§ **Text**:
+---+
Before I transition to our balance sheet, I want to briefly address the ongoing global U. S. Tariff discussions. Although it's early to pinpoint the final impact, our preliminary analysis on our Canadian business unit suggests these tariffs could add a consolidated impact of approximately $4 per ounce to our total cash costs and $6 per ounce to our AZIC for the rest of this year. Turning to Slide seven.

Speaker 3

Our robust balance sheet remains the cornerstone of our business, providing us with abundant financial flexibility. We concluded the first quarter with a total liquidity of $1,200,000,000 comprising $978,000,000 in cash and cash equivalents and $241,000,000 available under our senior secured credit facility. This strong financial foundation continues to empower us to invest in profitable cash flow generating operations, while progressing with the construction of Scurious and positioning ourselves to seize new opportunities as they arise. With that overview, I'll now turn the call over to Lo, who will guide you through the highlights of our Greek assets. Thanks, Paul, good morning.

Speaker 3

Starting on Slide eight at our Scourias Copper Gold project. At the end of Q1, overall project progress was 66% for Phase two of construction. We continue to expect first gold production in the first quarter of twenty twenty six and commercial production in mid-twenty twenty six. We have experienced a steady ramp up of required skilled labor during the quarter with a heavy emphasis on concrete and filtered plant mechanical and exceeded our target of 1,300 at the March, with approximately thirteen seventy five personnel through the gate each day. While we have exceeded our current target, it's not just about the number of people on the ground, it's ensuring we have the right skill sets and work fronts available as we navigate and continue advancing the project.

Speaker 3

The planned construction productivity remains at or slightly better than our assumptions. On this slide, you can see on the top left photo, the concrete works advancing of the coarse or stockpile reclaimed feed tunnel. The bottom photo shows the filter tailings building with a number of three feeder conveyors number three feeder conveyor before installation. The top right photo shows the tank farm area at the filter tailings plant. Power cropping is complete and concrete placement has advanced with the first three or five tank bases having been completed.
+---+
§ **Source material**:
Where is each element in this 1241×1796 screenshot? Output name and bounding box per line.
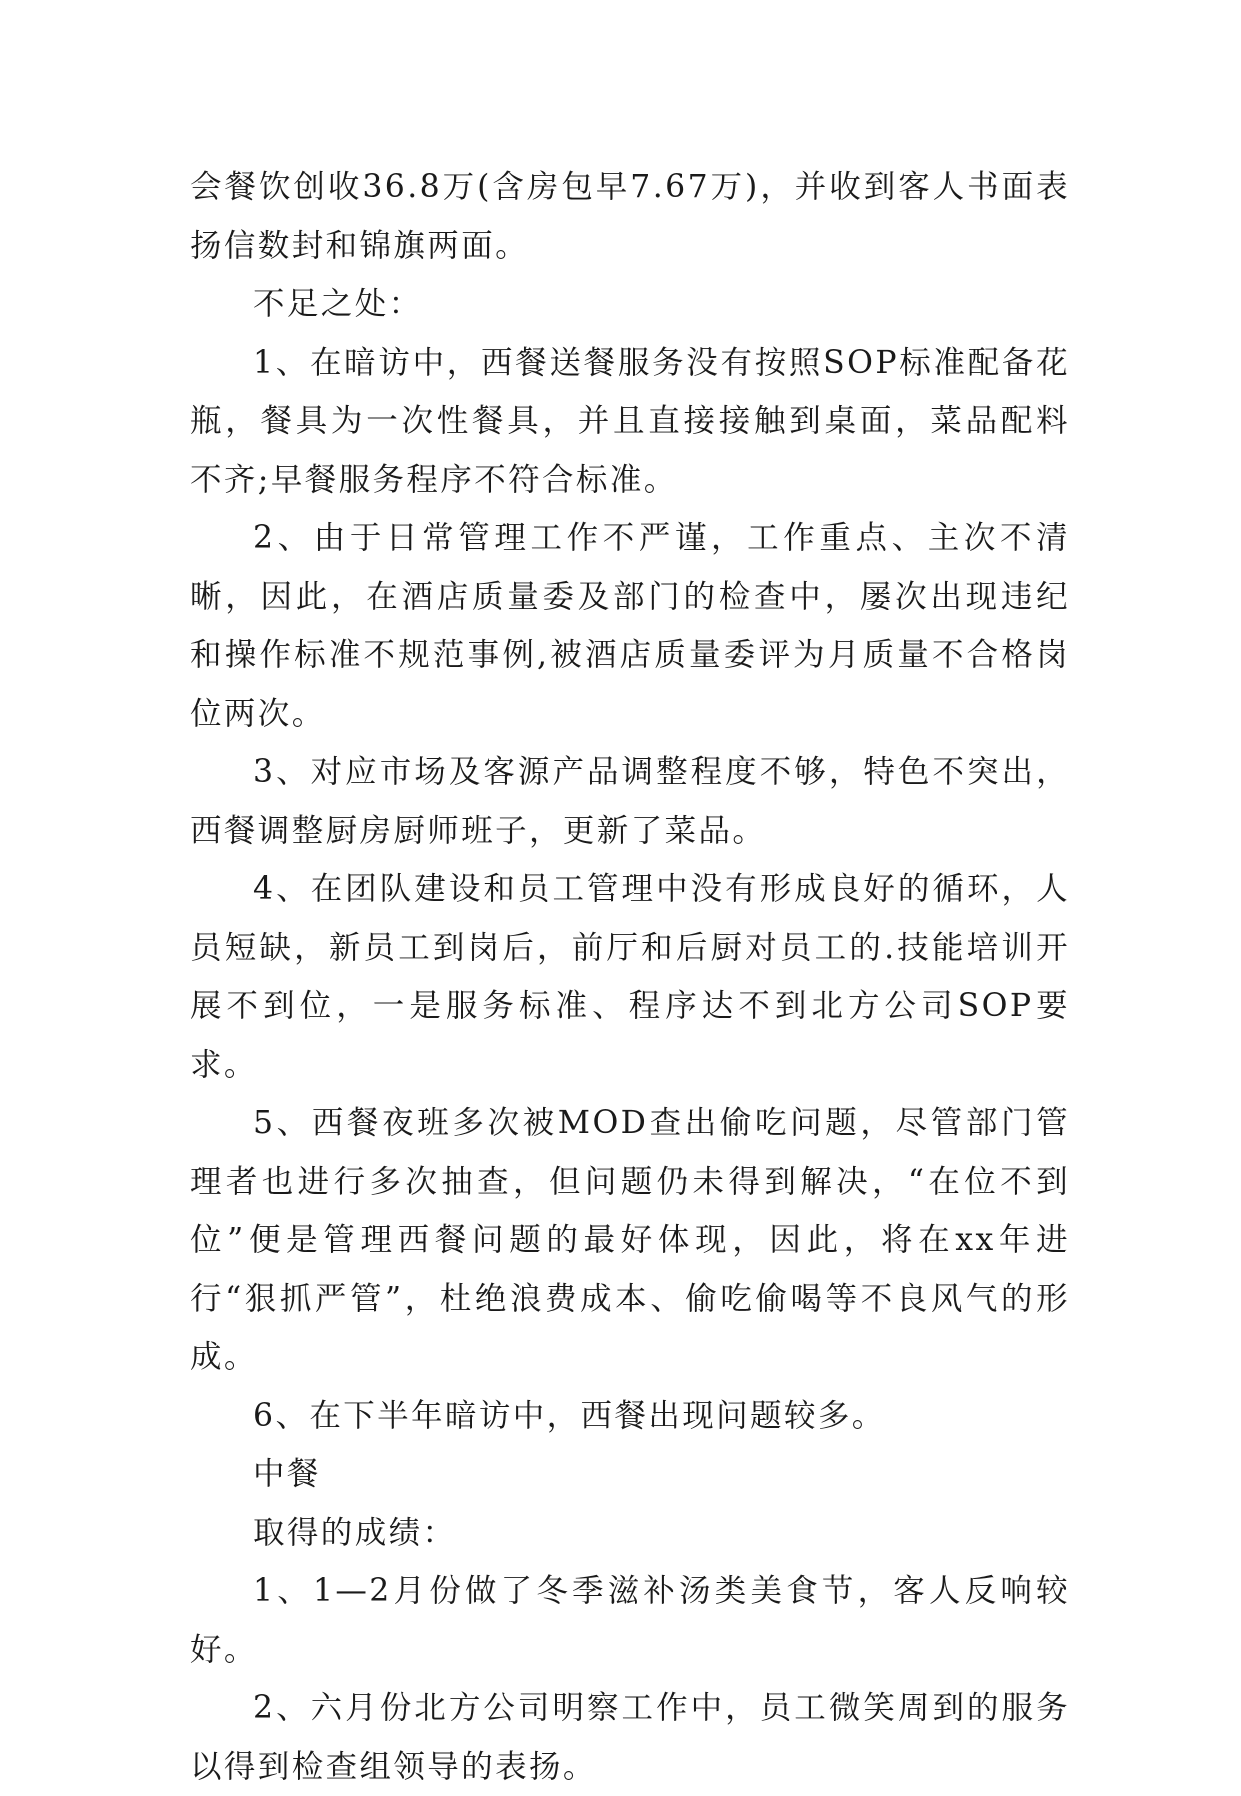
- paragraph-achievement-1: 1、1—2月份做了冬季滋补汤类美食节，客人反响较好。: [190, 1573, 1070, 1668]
+---+
§ **Brief 1**:
In the earnings call transcript, what percentage of overall progress had Phase two of construction at the Skouries copper-gold project reached by the end of Q1?
§ **Brief 2**:
Carry the earnings call transcript forward from where it stops.

§ **Written answer 1**:
66%

§ **Written answer 2**:
Speaker 3

Moving on to Slide nine. During the first quarter, the project capital invested at Scudios was $84,000,000 The spend in the first quarter was lower than Q4 twenty twenty four, but in line with our expectations as we had completed major procurement activities last year, including the tailings filter presses, major electrical equipment and the process control system amongst other items. Over the coming quarters, we do expect to see increasing spend with higher procurement and construction spend in line with our expectations. We remain on track to meet our project capital guidance of $400,000,000 to $450,000,000 for the full year. In addition, we spent $6,000,000 in accelerated operational capital towards the 80,000,000 to $100,000,000 expected this year.

Speaker 3

The spend included mobile equipment that will be used as we move to owner operator miner in the open pit. Some of the equipment that we have received to date includes capable seven trucks and excavator, front end loaders, graders and compactors. As we ramp up equipment and personnel on-site, we expect to see increasing spend over the next three quarters. Open pit mobile equipment is arriving on-site and being assembled and commissioned. Open pit grade control drilling is underway and we expect to start Phase one open pit mining during Q4 twenty twenty five.

Speaker 3

The photos on the slide and the next few slides will show the advancement of the work underway. As you can see on the large photo on the left of the slide, infrastructure around the process plant continues to advance. Work in the process plant continues to expand to additional work fronts for mechanical installations and cable plays. Piping installations have been have started in the process plant and the pump house to enable the start of some pre commissioning activities. In addition, order testing of the rougher flotation circuit is underway.

Speaker 3

Infrastructure on the west side of the main process plant building is shown, including construction works progressing on the secondary substation and control building. Cable play is completed in the substation and in progress in the control building. Infrastructure on the east side of the main process building as shown, including the structural steel installation is complete for the lime plant and the blowers buildings. You can also see the progress of the installation of the conveyors that will transport ore from the pebble crusher to the transfer tower. Moving to Slide 10.

Speaker 3

As you can see on the large photo on the right of the slide, the three thickeners continue to advance to plan. Concrete works for the first thickener has been completed and mechanical installations have commenced. The second thickener is approximately 85% complete and the third has its base completed. On the photo to the left, earlier this week, we reached an important milestone for the first part of the project. We have filled the tailings clarifier tank and started water testing in the tailings thickener circuit.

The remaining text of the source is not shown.